= Direction =
From the entries below, extract every line that includes the word "close".

********************

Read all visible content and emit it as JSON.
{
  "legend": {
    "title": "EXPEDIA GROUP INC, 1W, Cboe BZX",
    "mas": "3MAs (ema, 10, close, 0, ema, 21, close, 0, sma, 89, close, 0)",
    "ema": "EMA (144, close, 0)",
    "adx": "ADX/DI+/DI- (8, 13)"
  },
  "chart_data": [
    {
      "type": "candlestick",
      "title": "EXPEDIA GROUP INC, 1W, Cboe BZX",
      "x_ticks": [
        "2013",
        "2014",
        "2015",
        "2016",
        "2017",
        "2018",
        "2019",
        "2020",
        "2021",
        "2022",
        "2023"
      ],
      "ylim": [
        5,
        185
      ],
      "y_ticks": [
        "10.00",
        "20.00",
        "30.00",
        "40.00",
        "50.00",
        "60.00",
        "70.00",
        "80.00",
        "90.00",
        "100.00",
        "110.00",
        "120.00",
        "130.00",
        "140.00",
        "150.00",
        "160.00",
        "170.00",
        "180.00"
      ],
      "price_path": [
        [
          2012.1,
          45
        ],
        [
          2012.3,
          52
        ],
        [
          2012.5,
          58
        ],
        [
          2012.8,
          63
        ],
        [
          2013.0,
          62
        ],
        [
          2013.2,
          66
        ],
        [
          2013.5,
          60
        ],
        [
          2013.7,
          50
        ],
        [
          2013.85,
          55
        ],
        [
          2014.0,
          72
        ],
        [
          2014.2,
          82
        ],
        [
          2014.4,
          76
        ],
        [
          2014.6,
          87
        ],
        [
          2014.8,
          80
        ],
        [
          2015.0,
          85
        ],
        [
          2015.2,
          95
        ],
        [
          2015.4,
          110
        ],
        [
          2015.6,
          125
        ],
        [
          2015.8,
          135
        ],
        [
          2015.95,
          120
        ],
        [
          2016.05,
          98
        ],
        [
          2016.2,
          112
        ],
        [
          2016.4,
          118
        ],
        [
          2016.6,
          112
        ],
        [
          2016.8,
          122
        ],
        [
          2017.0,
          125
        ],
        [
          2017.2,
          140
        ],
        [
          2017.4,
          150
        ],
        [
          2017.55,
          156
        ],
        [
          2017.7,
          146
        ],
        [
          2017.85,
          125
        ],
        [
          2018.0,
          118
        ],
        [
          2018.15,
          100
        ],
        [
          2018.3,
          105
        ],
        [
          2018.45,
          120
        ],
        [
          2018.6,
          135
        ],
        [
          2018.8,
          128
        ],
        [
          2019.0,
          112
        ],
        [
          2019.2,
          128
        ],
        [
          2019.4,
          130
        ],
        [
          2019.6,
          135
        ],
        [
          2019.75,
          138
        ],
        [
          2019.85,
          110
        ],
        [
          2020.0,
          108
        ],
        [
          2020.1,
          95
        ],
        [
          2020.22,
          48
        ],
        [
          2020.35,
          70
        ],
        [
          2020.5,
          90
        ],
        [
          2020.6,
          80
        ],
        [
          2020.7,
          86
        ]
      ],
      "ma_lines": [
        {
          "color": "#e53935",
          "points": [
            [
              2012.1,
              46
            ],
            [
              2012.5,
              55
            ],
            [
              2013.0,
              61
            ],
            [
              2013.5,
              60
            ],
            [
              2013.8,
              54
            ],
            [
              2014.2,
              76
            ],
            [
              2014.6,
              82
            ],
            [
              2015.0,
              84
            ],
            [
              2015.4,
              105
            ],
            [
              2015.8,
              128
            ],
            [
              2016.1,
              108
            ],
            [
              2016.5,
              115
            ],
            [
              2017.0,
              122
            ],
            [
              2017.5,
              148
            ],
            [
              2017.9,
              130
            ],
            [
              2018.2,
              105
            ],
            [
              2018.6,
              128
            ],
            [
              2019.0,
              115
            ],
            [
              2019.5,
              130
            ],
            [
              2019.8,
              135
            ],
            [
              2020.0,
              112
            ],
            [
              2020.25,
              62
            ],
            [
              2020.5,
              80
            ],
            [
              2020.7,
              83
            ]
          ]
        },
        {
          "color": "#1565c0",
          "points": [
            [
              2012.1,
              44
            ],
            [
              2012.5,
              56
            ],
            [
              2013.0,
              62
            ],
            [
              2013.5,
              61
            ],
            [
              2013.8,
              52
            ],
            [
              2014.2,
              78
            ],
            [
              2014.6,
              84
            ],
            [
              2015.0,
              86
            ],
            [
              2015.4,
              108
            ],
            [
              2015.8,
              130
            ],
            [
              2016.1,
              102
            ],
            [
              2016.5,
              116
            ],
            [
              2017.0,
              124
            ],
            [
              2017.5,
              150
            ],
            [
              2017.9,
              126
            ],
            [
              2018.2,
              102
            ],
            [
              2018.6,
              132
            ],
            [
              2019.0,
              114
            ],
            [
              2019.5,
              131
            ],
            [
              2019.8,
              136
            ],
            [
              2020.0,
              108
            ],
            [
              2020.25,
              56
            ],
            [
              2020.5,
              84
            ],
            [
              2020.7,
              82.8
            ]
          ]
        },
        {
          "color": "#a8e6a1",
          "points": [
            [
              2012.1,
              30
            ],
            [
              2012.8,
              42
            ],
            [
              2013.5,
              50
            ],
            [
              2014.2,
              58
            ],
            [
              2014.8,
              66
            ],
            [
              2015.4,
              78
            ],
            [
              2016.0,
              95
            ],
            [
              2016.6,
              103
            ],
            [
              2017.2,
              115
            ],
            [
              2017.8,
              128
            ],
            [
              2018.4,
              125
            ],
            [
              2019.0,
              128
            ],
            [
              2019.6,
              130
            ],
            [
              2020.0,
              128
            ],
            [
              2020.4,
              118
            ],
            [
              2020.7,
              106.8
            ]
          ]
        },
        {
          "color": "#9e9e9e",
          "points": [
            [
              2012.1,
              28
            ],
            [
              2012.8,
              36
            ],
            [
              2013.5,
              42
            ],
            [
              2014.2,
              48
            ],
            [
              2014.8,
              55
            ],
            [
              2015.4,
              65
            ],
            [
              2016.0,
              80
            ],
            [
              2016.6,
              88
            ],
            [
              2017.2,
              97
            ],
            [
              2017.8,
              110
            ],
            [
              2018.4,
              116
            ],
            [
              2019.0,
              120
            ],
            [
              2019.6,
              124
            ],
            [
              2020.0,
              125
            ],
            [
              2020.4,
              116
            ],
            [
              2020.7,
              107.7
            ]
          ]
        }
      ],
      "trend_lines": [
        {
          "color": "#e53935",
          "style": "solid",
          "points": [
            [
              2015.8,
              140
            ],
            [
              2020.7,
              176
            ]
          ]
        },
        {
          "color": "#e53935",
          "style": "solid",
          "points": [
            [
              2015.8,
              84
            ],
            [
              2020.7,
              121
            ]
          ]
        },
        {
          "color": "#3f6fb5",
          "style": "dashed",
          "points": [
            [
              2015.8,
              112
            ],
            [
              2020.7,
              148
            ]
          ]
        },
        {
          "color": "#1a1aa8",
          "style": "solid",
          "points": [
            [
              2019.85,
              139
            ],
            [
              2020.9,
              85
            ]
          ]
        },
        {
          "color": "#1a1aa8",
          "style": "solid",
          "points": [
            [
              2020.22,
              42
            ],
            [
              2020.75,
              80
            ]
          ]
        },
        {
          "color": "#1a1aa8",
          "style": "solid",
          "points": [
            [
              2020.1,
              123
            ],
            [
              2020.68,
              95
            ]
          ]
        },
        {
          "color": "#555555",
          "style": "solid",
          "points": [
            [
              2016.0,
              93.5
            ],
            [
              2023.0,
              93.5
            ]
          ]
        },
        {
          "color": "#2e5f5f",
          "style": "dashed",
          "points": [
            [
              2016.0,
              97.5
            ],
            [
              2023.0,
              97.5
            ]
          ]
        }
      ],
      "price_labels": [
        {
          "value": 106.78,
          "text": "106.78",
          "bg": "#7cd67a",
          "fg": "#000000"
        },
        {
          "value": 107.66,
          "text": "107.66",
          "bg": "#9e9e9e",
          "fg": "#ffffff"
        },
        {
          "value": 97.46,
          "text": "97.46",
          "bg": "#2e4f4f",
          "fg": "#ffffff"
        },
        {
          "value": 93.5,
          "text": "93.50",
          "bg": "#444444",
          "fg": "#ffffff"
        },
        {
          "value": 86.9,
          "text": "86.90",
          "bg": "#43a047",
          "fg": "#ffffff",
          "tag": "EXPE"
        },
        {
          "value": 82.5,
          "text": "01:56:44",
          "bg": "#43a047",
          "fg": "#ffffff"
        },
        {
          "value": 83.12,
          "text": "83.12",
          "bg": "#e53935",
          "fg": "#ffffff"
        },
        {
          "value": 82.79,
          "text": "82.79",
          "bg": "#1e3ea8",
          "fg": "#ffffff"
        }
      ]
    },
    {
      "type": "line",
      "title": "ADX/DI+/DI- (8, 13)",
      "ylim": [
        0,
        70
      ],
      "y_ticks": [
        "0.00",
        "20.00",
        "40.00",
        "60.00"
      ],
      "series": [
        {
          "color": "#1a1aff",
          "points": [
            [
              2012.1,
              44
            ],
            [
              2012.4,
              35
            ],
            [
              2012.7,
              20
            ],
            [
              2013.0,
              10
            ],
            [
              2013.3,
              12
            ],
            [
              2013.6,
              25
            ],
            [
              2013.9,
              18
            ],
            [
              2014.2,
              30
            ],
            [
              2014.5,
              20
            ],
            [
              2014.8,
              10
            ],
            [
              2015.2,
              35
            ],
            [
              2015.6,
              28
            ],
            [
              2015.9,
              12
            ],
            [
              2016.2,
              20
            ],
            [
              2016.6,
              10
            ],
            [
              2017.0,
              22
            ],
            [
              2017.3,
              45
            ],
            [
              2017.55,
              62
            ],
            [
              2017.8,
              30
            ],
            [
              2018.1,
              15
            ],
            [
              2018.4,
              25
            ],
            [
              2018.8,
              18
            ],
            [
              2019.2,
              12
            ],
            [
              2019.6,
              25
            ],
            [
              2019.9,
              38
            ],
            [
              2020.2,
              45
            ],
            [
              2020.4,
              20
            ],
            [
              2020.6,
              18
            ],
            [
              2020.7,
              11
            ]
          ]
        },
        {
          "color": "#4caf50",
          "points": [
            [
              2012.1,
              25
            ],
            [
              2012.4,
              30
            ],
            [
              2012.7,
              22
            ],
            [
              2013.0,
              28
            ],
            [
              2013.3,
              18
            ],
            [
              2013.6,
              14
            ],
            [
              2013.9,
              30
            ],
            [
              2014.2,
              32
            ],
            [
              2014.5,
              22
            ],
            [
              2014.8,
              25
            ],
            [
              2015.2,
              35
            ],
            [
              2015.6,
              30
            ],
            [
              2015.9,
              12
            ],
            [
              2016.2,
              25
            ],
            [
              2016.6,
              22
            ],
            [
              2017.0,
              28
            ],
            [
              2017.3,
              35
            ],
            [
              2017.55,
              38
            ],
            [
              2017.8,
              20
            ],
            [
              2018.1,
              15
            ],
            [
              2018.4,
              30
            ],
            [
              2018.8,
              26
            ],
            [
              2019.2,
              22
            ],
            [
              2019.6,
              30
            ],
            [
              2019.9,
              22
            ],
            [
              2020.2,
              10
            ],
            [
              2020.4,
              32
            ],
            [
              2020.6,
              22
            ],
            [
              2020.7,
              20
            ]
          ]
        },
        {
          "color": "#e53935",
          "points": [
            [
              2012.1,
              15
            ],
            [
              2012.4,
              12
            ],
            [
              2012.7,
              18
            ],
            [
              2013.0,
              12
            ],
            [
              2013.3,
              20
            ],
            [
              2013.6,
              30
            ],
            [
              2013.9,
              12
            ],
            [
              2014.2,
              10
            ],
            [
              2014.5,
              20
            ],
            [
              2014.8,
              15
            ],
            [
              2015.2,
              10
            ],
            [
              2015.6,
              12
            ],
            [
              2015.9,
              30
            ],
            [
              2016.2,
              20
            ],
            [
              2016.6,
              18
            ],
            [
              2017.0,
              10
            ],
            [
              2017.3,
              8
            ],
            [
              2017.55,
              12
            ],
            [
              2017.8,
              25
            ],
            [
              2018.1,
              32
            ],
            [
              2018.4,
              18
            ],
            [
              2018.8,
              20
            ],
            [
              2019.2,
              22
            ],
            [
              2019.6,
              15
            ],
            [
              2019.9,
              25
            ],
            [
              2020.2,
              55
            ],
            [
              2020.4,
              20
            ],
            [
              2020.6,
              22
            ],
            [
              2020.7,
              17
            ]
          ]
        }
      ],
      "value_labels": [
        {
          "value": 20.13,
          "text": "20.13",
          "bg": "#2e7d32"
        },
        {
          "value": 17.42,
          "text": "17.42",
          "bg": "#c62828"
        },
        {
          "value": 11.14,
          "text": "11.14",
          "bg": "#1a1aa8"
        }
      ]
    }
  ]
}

********************

= Exercise result =
    "mas": "3MAs (ema, 10, close, 0, ema, 21, close, 0, sma, 89, close, 0)",
    "ema": "EMA (144, close, 0)",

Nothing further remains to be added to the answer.